A participação política do jovem no Brasil contemporâneo
Enviada em 25/08/2019
“Proximidade que distancia”
O Iluminismo é uma das correntes intelectuais mais populares do mundo. Dentre a vasta coletânea da época, está Nicolau Maquiavel, escritor do célebre “O Príncipe”. Assim como na obra iluminista, muitas situações de abuso de poder ocorrem no Brasil hodierno, sendo estas cada vez mais divulgadas nas mídias, devido ao avanço e a praticidade da tecnologia. Desse modo, tais fatores mobilizam grande parcela dos jovens, que anseiam um novo cenário, mas que por muitas vezes não sabem o que fazer.
Primordialmente, é necessário entender as raízes da problemática. Devido ao regime militar brasileiro, que perdurou por vinte e um anos, a população passou um longo período sem exercer sua cidadania por meio do voto. Após a movimentação coletiva conhecida como “Diretas Já”, ocorrida no ano de 1984, a população notou que, unida poderia gerar grandes efeitos políticos. Entretanto, o que não era esperado, é que surgiriam meios tão simples de comunicação como a internet, que apesar dos benefícios, também torna o povo mais conformado quanto ao que ocorre no mundo real, pois ao mesmo tempo que passa a ser algo tão próximo, torna-se muito distante.
Ademais, o distanciamento do jovem e a política é prejudicial para toda a nação. Segundo o filósofo Rousseau, o homem nasce livre, mas para seu conforto, ele prefere entregar sua liberdade para o Estado, para que haja ordem e segurança. Entretanto, em seu pensamento também é explícita a necessidade de se acompanhar o que os governantes estão realizando para o bem comum de todos. Sendo assim, não se trata de apenas entregar o poder para alguém, e sim estar atento as mudanças sucedidas e o comprometimento com o povo.

_INSTRUÇÃO 1_
De acordo com a redação sobre a participação política do jovem, por quantos anos perdurou o regime militar brasileiro?
_INSTRUÇÃO 2_
Prossiga a redação sobre a participação política do jovem a partir do ponto em que ela termina.

Dados de previsão de caixas delimitadoras:
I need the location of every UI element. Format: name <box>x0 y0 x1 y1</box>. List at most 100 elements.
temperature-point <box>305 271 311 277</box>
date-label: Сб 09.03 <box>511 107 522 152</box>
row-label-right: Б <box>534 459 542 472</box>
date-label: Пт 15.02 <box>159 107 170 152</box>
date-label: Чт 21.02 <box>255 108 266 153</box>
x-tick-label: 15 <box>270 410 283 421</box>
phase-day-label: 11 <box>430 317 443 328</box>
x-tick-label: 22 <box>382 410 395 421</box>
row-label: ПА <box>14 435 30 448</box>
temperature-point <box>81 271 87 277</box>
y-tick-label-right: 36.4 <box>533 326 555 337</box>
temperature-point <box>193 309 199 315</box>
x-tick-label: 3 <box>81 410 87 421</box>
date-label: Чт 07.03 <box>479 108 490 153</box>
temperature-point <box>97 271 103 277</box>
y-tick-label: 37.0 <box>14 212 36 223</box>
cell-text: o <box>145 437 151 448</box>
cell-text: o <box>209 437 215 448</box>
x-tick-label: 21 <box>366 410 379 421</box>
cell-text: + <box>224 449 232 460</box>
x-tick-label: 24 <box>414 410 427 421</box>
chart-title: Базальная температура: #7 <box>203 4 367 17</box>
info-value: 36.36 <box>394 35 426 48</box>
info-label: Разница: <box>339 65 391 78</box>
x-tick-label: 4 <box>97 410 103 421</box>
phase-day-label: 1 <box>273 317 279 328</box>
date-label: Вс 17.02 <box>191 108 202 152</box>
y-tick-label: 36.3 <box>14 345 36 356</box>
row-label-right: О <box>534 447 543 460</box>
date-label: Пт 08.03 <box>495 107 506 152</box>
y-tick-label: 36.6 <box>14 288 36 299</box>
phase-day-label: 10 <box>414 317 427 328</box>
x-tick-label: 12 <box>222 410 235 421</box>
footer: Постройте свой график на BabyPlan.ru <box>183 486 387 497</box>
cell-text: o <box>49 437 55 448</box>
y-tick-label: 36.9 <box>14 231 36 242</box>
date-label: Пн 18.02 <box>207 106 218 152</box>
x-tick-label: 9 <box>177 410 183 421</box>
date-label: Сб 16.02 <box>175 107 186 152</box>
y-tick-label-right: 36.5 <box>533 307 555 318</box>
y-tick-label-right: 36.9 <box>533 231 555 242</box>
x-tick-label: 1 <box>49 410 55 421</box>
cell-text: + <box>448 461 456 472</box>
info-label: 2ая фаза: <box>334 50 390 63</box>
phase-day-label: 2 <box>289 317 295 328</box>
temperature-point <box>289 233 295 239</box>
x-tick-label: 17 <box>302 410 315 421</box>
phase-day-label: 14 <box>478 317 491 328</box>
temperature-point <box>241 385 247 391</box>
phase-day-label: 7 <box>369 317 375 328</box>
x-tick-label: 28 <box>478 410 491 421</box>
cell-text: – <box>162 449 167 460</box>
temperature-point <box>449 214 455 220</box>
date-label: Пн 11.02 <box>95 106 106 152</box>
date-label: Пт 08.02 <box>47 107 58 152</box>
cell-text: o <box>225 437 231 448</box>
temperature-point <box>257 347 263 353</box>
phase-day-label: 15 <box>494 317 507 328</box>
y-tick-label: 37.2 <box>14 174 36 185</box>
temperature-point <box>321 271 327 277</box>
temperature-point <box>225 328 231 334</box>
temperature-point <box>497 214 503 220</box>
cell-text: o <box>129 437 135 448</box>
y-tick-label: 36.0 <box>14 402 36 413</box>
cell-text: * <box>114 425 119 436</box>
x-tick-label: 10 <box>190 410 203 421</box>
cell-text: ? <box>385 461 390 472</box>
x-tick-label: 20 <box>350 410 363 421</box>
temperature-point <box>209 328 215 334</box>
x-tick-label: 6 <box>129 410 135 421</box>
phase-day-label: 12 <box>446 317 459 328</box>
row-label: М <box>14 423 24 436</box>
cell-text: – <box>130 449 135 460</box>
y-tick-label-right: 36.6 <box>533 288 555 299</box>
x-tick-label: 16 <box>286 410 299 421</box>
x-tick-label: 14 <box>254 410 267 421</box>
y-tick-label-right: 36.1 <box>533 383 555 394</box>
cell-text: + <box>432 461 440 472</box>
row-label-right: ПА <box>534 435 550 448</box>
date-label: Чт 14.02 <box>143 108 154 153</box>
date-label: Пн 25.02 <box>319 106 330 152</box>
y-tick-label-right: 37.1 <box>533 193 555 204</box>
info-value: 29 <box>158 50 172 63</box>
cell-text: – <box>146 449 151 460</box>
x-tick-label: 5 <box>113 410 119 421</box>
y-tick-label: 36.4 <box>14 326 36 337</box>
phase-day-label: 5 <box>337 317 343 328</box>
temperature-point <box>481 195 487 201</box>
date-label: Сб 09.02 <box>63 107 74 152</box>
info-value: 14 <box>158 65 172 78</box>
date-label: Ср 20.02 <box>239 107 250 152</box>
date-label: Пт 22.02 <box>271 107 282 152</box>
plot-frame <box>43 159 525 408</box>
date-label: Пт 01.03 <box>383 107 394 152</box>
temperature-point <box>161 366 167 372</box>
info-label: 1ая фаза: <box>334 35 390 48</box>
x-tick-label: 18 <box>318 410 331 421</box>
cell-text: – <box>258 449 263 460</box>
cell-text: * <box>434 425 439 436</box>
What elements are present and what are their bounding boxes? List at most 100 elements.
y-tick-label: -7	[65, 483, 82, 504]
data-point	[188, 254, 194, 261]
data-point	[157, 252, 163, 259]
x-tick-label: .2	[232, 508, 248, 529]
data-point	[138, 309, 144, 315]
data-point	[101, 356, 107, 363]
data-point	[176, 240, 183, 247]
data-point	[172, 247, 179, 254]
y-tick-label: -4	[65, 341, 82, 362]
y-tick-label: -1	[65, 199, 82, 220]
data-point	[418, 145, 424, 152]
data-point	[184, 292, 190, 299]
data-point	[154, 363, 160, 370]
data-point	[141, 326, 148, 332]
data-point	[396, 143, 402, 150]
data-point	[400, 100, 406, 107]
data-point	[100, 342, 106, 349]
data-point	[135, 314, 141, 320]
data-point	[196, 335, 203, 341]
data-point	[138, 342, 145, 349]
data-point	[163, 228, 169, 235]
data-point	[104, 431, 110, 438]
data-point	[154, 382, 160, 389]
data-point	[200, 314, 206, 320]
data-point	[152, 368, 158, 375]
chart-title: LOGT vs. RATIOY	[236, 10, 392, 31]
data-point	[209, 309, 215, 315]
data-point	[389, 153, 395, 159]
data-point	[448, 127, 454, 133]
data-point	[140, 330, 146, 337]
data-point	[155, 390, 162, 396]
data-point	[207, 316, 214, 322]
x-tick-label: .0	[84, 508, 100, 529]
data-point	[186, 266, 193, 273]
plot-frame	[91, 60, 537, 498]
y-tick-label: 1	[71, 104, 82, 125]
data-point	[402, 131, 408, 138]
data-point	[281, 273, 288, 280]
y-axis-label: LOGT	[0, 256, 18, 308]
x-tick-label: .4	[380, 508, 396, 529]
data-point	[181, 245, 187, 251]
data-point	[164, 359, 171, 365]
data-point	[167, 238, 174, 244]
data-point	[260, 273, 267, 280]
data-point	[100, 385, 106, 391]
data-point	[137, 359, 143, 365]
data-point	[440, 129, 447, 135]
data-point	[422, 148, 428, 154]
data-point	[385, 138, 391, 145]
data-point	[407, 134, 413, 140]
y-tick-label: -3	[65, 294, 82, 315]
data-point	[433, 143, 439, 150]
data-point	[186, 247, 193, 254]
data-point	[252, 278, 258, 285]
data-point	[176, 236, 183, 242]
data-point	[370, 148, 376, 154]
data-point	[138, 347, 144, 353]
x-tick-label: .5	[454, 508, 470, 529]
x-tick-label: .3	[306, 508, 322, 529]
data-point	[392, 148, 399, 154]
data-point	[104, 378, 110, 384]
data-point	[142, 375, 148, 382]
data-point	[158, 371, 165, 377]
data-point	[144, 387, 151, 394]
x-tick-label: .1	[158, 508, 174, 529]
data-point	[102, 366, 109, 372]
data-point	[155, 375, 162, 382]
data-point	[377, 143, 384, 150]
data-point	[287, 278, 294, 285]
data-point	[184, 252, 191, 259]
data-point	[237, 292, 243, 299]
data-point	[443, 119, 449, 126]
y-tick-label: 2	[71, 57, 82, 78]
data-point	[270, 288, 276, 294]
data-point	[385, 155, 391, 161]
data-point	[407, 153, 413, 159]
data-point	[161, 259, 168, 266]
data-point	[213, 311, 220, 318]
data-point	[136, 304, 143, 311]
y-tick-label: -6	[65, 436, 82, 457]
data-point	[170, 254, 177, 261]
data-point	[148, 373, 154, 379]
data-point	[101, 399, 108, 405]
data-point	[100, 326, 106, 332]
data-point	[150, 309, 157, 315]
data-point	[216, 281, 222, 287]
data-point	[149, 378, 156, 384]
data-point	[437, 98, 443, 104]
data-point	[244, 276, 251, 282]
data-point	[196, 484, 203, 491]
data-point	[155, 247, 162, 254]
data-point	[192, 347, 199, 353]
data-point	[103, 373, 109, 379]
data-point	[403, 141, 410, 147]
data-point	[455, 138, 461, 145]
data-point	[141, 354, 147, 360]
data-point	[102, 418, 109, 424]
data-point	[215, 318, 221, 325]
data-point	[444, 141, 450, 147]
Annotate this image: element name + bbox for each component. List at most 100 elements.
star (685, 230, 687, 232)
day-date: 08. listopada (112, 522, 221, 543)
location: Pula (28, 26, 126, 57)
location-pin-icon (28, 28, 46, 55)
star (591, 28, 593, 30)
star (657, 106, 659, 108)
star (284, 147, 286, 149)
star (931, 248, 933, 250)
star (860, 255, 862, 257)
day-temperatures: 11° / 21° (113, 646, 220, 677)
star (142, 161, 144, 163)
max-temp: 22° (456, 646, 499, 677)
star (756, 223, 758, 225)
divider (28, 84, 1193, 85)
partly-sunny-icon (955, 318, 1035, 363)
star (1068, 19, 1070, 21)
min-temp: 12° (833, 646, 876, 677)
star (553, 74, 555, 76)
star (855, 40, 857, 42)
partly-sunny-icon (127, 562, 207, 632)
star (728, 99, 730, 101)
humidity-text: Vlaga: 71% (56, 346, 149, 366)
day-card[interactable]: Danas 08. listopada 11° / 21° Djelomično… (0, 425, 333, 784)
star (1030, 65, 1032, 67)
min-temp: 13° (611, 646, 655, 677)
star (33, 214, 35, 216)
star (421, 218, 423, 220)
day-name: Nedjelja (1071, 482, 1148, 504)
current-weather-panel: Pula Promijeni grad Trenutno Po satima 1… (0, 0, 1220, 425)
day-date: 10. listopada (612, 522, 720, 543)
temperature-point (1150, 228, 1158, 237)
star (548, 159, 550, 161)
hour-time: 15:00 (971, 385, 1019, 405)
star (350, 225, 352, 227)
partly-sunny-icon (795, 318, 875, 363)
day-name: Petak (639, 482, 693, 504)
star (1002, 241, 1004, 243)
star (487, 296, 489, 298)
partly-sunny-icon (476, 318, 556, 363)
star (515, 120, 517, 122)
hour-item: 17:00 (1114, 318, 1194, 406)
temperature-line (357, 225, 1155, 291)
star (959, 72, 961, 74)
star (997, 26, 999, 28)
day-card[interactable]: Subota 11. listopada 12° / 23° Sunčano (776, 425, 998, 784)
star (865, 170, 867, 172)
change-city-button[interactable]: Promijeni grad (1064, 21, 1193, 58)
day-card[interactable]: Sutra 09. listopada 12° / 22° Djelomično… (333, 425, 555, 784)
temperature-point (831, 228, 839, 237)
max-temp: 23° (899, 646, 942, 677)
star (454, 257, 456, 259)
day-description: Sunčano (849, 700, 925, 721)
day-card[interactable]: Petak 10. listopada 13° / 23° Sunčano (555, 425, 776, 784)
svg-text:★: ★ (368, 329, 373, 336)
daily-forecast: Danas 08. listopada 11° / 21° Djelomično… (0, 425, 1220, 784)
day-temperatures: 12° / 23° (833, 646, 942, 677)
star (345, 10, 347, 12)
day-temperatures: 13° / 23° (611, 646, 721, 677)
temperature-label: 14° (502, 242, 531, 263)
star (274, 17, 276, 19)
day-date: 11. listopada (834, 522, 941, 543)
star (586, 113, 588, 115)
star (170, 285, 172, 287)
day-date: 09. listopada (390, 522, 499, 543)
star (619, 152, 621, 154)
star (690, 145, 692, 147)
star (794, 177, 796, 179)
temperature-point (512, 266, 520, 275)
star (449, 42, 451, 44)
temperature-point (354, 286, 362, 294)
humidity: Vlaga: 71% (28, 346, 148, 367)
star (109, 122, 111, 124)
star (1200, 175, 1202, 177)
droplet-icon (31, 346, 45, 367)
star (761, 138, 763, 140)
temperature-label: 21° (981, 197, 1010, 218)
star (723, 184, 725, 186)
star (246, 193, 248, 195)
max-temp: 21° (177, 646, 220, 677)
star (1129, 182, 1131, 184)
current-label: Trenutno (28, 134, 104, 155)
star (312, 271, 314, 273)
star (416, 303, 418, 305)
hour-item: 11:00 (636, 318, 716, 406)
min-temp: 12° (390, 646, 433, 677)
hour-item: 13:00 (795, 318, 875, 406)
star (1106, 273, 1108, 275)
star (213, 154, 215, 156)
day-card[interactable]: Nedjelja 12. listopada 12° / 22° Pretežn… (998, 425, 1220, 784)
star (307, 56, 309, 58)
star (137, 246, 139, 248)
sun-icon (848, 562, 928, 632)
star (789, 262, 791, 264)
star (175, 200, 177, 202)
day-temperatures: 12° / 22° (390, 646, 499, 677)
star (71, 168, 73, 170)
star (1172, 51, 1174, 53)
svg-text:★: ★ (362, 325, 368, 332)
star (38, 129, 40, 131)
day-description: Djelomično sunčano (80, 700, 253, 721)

_RESPOSTA 1_
Por vinte e um anos.

_RESPOSTA 2_
Em suma, para que o impasse seja resolvido, providências precisam ser tomadas. Em primeiro lugar, é de extrema importância que o jovem compreenda o funcionamento governamental de seu país, para que possa questioná-lo e exigir mudanças. Tal consciência tem de ser estimulada por iniciativa do Ministério da Educação, que tem contato direto com crianças e adolescentes, e pode assim promover projetos escolares que incluam na grade escolar aulas sobre a temática, gerando um interesse desde cedo naqueles que podem mudar toda a estrutura de um país. Além disso, a existência de campanhas governamentais nas redes sociais, lugar onde os jovens se reúnem em sua maioria, ajudariam a fixar na memória a relevância do assunto para todos. Com isso, o resultado seria uma sociedade mais ciente daquilo que se passa em seu território, e com capacidade de indagar sobre seus direitos sempre que preciso, evitando a relação de dominação e arbitrariedade.